▶ [Written exercise]
The data below needs to be returned exactly, line for line.

▶ [Given entries]

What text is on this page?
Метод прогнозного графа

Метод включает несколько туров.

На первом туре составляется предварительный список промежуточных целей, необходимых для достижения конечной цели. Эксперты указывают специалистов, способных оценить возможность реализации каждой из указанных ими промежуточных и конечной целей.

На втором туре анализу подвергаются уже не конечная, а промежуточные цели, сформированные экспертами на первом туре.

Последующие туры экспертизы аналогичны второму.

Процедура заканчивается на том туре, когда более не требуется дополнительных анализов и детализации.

▶ [Finished task]
What text is on this page?
Метод прогнозного графа

Метод включает несколько туров.

На первом туре составляется предварительный список промежуточных целей, необходимых для достижения конечной цели. Эксперты указывают специалистов, способных оценить возможность реализации каждой из указанных ими промежуточных и конечной целей.

На втором туре анализу подвергаются уже не конечная, а промежуточные цели, сформированные экспертами на первом туре.

Последующие туры экспертизы аналогичны второму.

Процедура заканчивается на том туре, когда более не требуется дополнительных анализов и детализации.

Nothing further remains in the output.